STATED GOAL: Reproduce the closing part of the entries exactly: the line with "Convert this screenshot" and all lines after it, ending with the last line, and nothing else.

THE RECORDS:
>>>>>
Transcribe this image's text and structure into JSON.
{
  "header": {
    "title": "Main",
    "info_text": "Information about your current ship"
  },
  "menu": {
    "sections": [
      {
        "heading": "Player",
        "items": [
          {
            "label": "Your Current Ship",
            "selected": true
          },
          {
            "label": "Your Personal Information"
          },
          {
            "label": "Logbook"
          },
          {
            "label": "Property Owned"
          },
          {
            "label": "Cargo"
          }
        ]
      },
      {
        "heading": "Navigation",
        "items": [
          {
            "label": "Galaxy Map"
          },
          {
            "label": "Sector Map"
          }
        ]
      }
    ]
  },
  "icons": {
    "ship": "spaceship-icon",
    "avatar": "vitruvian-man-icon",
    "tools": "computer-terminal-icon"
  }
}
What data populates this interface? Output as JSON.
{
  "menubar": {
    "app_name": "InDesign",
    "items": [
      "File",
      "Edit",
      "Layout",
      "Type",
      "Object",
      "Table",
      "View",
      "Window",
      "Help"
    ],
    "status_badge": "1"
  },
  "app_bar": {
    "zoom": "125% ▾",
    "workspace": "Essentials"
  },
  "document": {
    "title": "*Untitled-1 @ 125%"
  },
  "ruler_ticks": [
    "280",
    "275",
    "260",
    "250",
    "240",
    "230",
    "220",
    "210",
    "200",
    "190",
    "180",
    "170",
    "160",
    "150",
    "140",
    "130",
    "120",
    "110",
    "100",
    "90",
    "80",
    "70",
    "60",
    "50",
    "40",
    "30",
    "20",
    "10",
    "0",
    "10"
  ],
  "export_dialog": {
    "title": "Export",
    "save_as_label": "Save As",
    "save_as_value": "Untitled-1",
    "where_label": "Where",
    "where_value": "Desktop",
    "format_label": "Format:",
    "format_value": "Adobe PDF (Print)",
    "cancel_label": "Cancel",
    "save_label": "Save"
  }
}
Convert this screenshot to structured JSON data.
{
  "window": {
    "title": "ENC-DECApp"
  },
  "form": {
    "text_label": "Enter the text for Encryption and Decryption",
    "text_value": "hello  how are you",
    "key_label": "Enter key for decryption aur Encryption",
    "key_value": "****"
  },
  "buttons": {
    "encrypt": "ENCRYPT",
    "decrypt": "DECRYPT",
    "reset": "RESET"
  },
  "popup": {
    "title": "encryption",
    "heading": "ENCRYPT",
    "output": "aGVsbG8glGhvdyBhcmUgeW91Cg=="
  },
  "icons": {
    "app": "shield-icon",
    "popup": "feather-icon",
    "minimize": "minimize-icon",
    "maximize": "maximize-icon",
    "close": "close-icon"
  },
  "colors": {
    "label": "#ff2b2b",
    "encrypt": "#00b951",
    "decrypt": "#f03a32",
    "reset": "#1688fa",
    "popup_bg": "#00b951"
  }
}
<<<<<
RESPONSE TO THE TASK:
Convert this screenshot to structured JSON data.
{
  "window": {
    "title": "ENC-DECApp"
  },
  "form": {
    "text_label": "Enter the text for Encryption and Decryption",
    "text_value": "hello  how are you",
    "key_label": "Enter key for decryption aur Encryption",
    "key_value": "****"
  },
  "buttons": {
    "encrypt": "ENCRYPT",
    "decrypt": "DECRYPT",
    "reset": "RESET"
  },
  "popup": {
    "title": "encryption",
    "heading": "ENCRYPT",
    "output": "aGVsbG8glGhvdyBhcmUgeW91Cg=="
  },
  "icons": {
    "app": "shield-icon",
    "popup": "feather-icon",
    "minimize": "minimize-icon",
    "maximize": "maximize-icon",
    "close": "close-icon"
  },
  "colors": {
    "label": "#ff2b2b",
    "encrypt": "#00b951",
    "decrypt": "#f03a32",
    "reset": "#1688fa",
    "popup_bg": "#00b951"
  }
}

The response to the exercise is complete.